>>>>
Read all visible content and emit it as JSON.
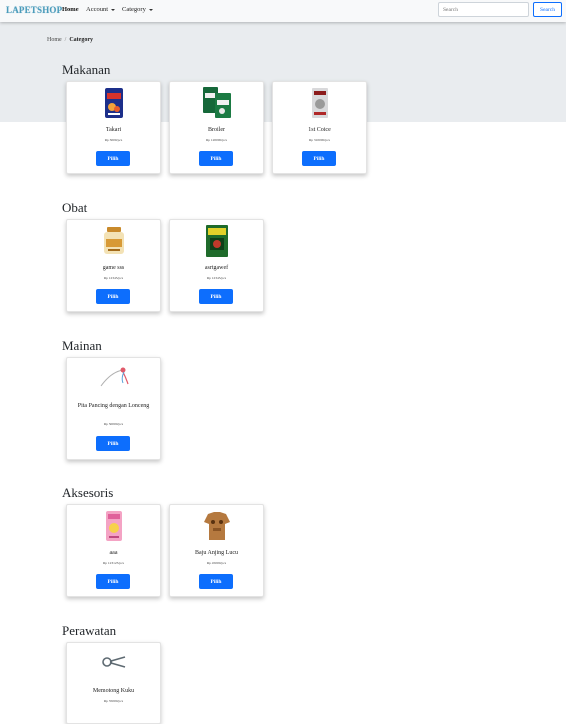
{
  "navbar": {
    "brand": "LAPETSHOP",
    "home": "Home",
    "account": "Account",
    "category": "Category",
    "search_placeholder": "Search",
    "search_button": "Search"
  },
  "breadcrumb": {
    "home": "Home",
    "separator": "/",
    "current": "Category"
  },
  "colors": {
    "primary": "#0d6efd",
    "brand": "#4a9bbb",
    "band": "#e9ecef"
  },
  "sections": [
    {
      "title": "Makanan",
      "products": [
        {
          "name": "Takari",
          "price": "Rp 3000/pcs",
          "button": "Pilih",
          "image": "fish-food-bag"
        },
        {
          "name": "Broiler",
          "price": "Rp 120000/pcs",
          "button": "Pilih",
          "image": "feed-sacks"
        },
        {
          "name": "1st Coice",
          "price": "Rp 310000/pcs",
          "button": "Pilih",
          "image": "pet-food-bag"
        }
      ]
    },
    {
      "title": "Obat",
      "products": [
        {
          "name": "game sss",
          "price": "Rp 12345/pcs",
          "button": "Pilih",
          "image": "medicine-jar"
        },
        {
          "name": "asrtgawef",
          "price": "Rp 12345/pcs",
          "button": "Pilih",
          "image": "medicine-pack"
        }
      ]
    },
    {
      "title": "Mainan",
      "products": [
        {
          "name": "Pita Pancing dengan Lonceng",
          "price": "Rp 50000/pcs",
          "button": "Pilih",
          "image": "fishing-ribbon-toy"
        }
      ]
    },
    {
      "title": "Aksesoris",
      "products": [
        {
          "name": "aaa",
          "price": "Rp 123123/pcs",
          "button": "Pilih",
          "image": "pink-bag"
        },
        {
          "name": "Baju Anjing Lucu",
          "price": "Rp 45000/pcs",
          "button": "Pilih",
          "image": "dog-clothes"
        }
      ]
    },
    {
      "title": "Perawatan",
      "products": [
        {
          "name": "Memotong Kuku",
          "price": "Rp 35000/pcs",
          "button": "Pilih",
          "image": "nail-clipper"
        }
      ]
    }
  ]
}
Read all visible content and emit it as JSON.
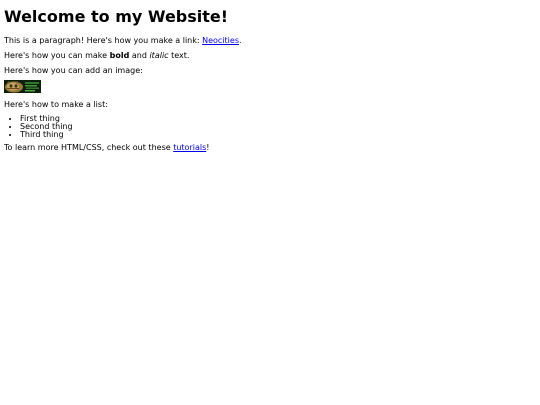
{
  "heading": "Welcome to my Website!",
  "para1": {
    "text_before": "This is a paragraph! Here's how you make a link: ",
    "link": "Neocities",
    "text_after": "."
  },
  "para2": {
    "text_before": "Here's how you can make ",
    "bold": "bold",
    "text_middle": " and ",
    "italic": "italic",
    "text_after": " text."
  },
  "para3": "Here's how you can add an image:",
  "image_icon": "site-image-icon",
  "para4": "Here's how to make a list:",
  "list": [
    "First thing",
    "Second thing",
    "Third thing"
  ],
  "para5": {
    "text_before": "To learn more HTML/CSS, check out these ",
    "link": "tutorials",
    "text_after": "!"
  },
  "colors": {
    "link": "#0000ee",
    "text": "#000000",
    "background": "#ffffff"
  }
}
<<<<
- [Problem to work on]:
Transcribe the full listing above exactly, with the images removed.

- [Result]:
Read all visible content and emit it as JSON.
{
  "navbar": {
    "brand": "LAPETSHOP",
    "home": "Home",
    "account": "Account",
    "category": "Category",
    "search_placeholder": "Search",
    "search_button": "Search"
  },
  "breadcrumb": {
    "home": "Home",
    "separator": "/",
    "current": "Category"
  },
  "colors": {
    "primary": "#0d6efd",
    "brand": "#4a9bbb",
    "band": "#e9ecef"
  },
  "sections": [
    {
      "title": "Makanan",
      "products": [
        {
          "name": "Takari",
          "price": "Rp 3000/pcs",
          "button": "Pilih",
          "image": "fish-food-bag"
        },
        {
          "name": "Broiler",
          "price": "Rp 120000/pcs",
          "button": "Pilih",
          "image": "feed-sacks"
        },
        {
          "name": "1st Coice",
          "price": "Rp 310000/pcs",
          "button": "Pilih",
          "image": "pet-food-bag"
        }
      ]
    },
    {
      "title": "Obat",
      "products": [
        {
          "name": "game sss",
          "price": "Rp 12345/pcs",
          "button": "Pilih",
          "image": "medicine-jar"
        },
        {
          "name": "asrtgawef",
          "price": "Rp 12345/pcs",
          "button": "Pilih",
          "image": "medicine-pack"
        }
      ]
    },
    {
      "title": "Mainan",
      "products": [
        {
          "name": "Pita Pancing dengan Lonceng",
          "price": "Rp 50000/pcs",
          "button": "Pilih",
          "image": "fishing-ribbon-toy"
        }
      ]
    },
    {
      "title": "Aksesoris",
      "products": [
        {
          "name": "aaa",
          "price": "Rp 123123/pcs",
          "button": "Pilih",
          "image": "pink-bag"
        },
        {
          "name": "Baju Anjing Lucu",
          "price": "Rp 45000/pcs",
          "button": "Pilih",
          "image": "dog-clothes"
        }
      ]
    },
    {
      "title": "Perawatan",
      "products": [
        {
          "name": "Memotong Kuku",
          "price": "Rp 35000/pcs",
          "button": "Pilih",
          "image": "nail-clipper"
        }
      ]
    }
  ]
}
Read all visible content and emit it as JSON.
{
  "heading": "Welcome to my Website!",
  "para1": {
    "text_before": "This is a paragraph! Here's how you make a link: ",
    "link": "Neocities",
    "text_after": "."
  },
  "para2": {
    "text_before": "Here's how you can make ",
    "bold": "bold",
    "text_middle": " and ",
    "italic": "italic",
    "text_after": " text."
  },
  "para3": "Here's how you can add an image:",
  "image_icon": "site-image-icon",
  "para4": "Here's how to make a list:",
  "list": [
    "First thing",
    "Second thing",
    "Third thing"
  ],
  "para5": {
    "text_before": "To learn more HTML/CSS, check out these ",
    "link": "tutorials",
    "text_after": "!"
  },
  "colors": {
    "link": "#0000ee",
    "text": "#000000",
    "background": "#ffffff"
  }
}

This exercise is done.